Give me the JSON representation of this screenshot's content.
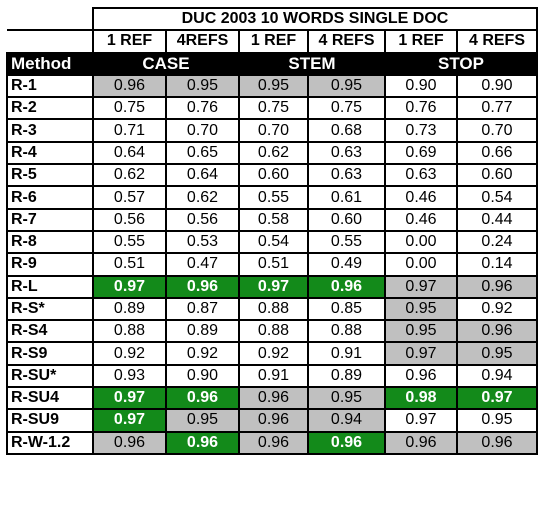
{
  "title": "DUC 2003 10 WORDS SINGLE DOC",
  "ref_headers": [
    "1 REF",
    "4REFS",
    "1 REF",
    "4 REFS",
    "1 REF",
    "4 REFS"
  ],
  "method_label": "Method",
  "groups": [
    "CASE",
    "STEM",
    "STOP"
  ],
  "colors": {
    "gray": "#c0c0c0",
    "green": "#138a1a",
    "header": "#000000"
  },
  "rows": [
    {
      "name": "R-1",
      "values": [
        "0.96",
        "0.95",
        "0.95",
        "0.95",
        "0.90",
        "0.90"
      ],
      "styles": [
        "g",
        "g",
        "g",
        "g",
        "",
        ""
      ]
    },
    {
      "name": "R-2",
      "values": [
        "0.75",
        "0.76",
        "0.75",
        "0.75",
        "0.76",
        "0.77"
      ],
      "styles": [
        "",
        "",
        "",
        "",
        "",
        ""
      ]
    },
    {
      "name": "R-3",
      "values": [
        "0.71",
        "0.70",
        "0.70",
        "0.68",
        "0.73",
        "0.70"
      ],
      "styles": [
        "",
        "",
        "",
        "",
        "",
        ""
      ]
    },
    {
      "name": "R-4",
      "values": [
        "0.64",
        "0.65",
        "0.62",
        "0.63",
        "0.69",
        "0.66"
      ],
      "styles": [
        "",
        "",
        "",
        "",
        "",
        ""
      ]
    },
    {
      "name": "R-5",
      "values": [
        "0.62",
        "0.64",
        "0.60",
        "0.63",
        "0.63",
        "0.60"
      ],
      "styles": [
        "",
        "",
        "",
        "",
        "",
        ""
      ]
    },
    {
      "name": "R-6",
      "values": [
        "0.57",
        "0.62",
        "0.55",
        "0.61",
        "0.46",
        "0.54"
      ],
      "styles": [
        "",
        "",
        "",
        "",
        "",
        ""
      ]
    },
    {
      "name": "R-7",
      "values": [
        "0.56",
        "0.56",
        "0.58",
        "0.60",
        "0.46",
        "0.44"
      ],
      "styles": [
        "",
        "",
        "",
        "",
        "",
        ""
      ]
    },
    {
      "name": "R-8",
      "values": [
        "0.55",
        "0.53",
        "0.54",
        "0.55",
        "0.00",
        "0.24"
      ],
      "styles": [
        "",
        "",
        "",
        "",
        "",
        ""
      ]
    },
    {
      "name": "R-9",
      "values": [
        "0.51",
        "0.47",
        "0.51",
        "0.49",
        "0.00",
        "0.14"
      ],
      "styles": [
        "",
        "",
        "",
        "",
        "",
        ""
      ]
    },
    {
      "name": "R-L",
      "values": [
        "0.97",
        "0.96",
        "0.97",
        "0.96",
        "0.97",
        "0.96"
      ],
      "styles": [
        "G",
        "G",
        "G",
        "G",
        "g",
        "g"
      ]
    },
    {
      "name": "R-S*",
      "values": [
        "0.89",
        "0.87",
        "0.88",
        "0.85",
        "0.95",
        "0.92"
      ],
      "styles": [
        "",
        "",
        "",
        "",
        "g",
        ""
      ]
    },
    {
      "name": "R-S4",
      "values": [
        "0.88",
        "0.89",
        "0.88",
        "0.88",
        "0.95",
        "0.96"
      ],
      "styles": [
        "",
        "",
        "",
        "",
        "g",
        "g"
      ]
    },
    {
      "name": "R-S9",
      "values": [
        "0.92",
        "0.92",
        "0.92",
        "0.91",
        "0.97",
        "0.95"
      ],
      "styles": [
        "",
        "",
        "",
        "",
        "g",
        "g"
      ]
    },
    {
      "name": "R-SU*",
      "values": [
        "0.93",
        "0.90",
        "0.91",
        "0.89",
        "0.96",
        "0.94"
      ],
      "styles": [
        "",
        "",
        "",
        "",
        "",
        ""
      ]
    },
    {
      "name": "R-SU4",
      "values": [
        "0.97",
        "0.96",
        "0.96",
        "0.95",
        "0.98",
        "0.97"
      ],
      "styles": [
        "G",
        "G",
        "g",
        "g",
        "G",
        "G"
      ]
    },
    {
      "name": "R-SU9",
      "values": [
        "0.97",
        "0.95",
        "0.96",
        "0.94",
        "0.97",
        "0.95"
      ],
      "styles": [
        "G",
        "g",
        "g",
        "g",
        "",
        ""
      ]
    },
    {
      "name": "R-W-1.2",
      "values": [
        "0.96",
        "0.96",
        "0.96",
        "0.96",
        "0.96",
        "0.96"
      ],
      "styles": [
        "g",
        "G",
        "g",
        "G",
        "g",
        "g"
      ]
    }
  ]
}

* * * * * * * * *

## Short problem
Omit any images, then output the listing exactly.

## Solution for this problem
Give me the JSON representation of this screenshot's content.
{
  "title": "DUC 2003 10 WORDS SINGLE DOC",
  "ref_headers": [
    "1 REF",
    "4REFS",
    "1 REF",
    "4 REFS",
    "1 REF",
    "4 REFS"
  ],
  "method_label": "Method",
  "groups": [
    "CASE",
    "STEM",
    "STOP"
  ],
  "colors": {
    "gray": "#c0c0c0",
    "green": "#138a1a",
    "header": "#000000"
  },
  "rows": [
    {
      "name": "R-1",
      "values": [
        "0.96",
        "0.95",
        "0.95",
        "0.95",
        "0.90",
        "0.90"
      ],
      "styles": [
        "g",
        "g",
        "g",
        "g",
        "",
        ""
      ]
    },
    {
      "name": "R-2",
      "values": [
        "0.75",
        "0.76",
        "0.75",
        "0.75",
        "0.76",
        "0.77"
      ],
      "styles": [
        "",
        "",
        "",
        "",
        "",
        ""
      ]
    },
    {
      "name": "R-3",
      "values": [
        "0.71",
        "0.70",
        "0.70",
        "0.68",
        "0.73",
        "0.70"
      ],
      "styles": [
        "",
        "",
        "",
        "",
        "",
        ""
      ]
    },
    {
      "name": "R-4",
      "values": [
        "0.64",
        "0.65",
        "0.62",
        "0.63",
        "0.69",
        "0.66"
      ],
      "styles": [
        "",
        "",
        "",
        "",
        "",
        ""
      ]
    },
    {
      "name": "R-5",
      "values": [
        "0.62",
        "0.64",
        "0.60",
        "0.63",
        "0.63",
        "0.60"
      ],
      "styles": [
        "",
        "",
        "",
        "",
        "",
        ""
      ]
    },
    {
      "name": "R-6",
      "values": [
        "0.57",
        "0.62",
        "0.55",
        "0.61",
        "0.46",
        "0.54"
      ],
      "styles": [
        "",
        "",
        "",
        "",
        "",
        ""
      ]
    },
    {
      "name": "R-7",
      "values": [
        "0.56",
        "0.56",
        "0.58",
        "0.60",
        "0.46",
        "0.44"
      ],
      "styles": [
        "",
        "",
        "",
        "",
        "",
        ""
      ]
    },
    {
      "name": "R-8",
      "values": [
        "0.55",
        "0.53",
        "0.54",
        "0.55",
        "0.00",
        "0.24"
      ],
      "styles": [
        "",
        "",
        "",
        "",
        "",
        ""
      ]
    },
    {
      "name": "R-9",
      "values": [
        "0.51",
        "0.47",
        "0.51",
        "0.49",
        "0.00",
        "0.14"
      ],
      "styles": [
        "",
        "",
        "",
        "",
        "",
        ""
      ]
    },
    {
      "name": "R-L",
      "values": [
        "0.97",
        "0.96",
        "0.97",
        "0.96",
        "0.97",
        "0.96"
      ],
      "styles": [
        "G",
        "G",
        "G",
        "G",
        "g",
        "g"
      ]
    },
    {
      "name": "R-S*",
      "values": [
        "0.89",
        "0.87",
        "0.88",
        "0.85",
        "0.95",
        "0.92"
      ],
      "styles": [
        "",
        "",
        "",
        "",
        "g",
        ""
      ]
    },
    {
      "name": "R-S4",
      "values": [
        "0.88",
        "0.89",
        "0.88",
        "0.88",
        "0.95",
        "0.96"
      ],
      "styles": [
        "",
        "",
        "",
        "",
        "g",
        "g"
      ]
    },
    {
      "name": "R-S9",
      "values": [
        "0.92",
        "0.92",
        "0.92",
        "0.91",
        "0.97",
        "0.95"
      ],
      "styles": [
        "",
        "",
        "",
        "",
        "g",
        "g"
      ]
    },
    {
      "name": "R-SU*",
      "values": [
        "0.93",
        "0.90",
        "0.91",
        "0.89",
        "0.96",
        "0.94"
      ],
      "styles": [
        "",
        "",
        "",
        "",
        "",
        ""
      ]
    },
    {
      "name": "R-SU4",
      "values": [
        "0.97",
        "0.96",
        "0.96",
        "0.95",
        "0.98",
        "0.97"
      ],
      "styles": [
        "G",
        "G",
        "g",
        "g",
        "G",
        "G"
      ]
    },
    {
      "name": "R-SU9",
      "values": [
        "0.97",
        "0.95",
        "0.96",
        "0.94",
        "0.97",
        "0.95"
      ],
      "styles": [
        "G",
        "g",
        "g",
        "g",
        "",
        ""
      ]
    },
    {
      "name": "R-W-1.2",
      "values": [
        "0.96",
        "0.96",
        "0.96",
        "0.96",
        "0.96",
        "0.96"
      ],
      "styles": [
        "g",
        "G",
        "g",
        "G",
        "g",
        "g"
      ]
    }
  ]
}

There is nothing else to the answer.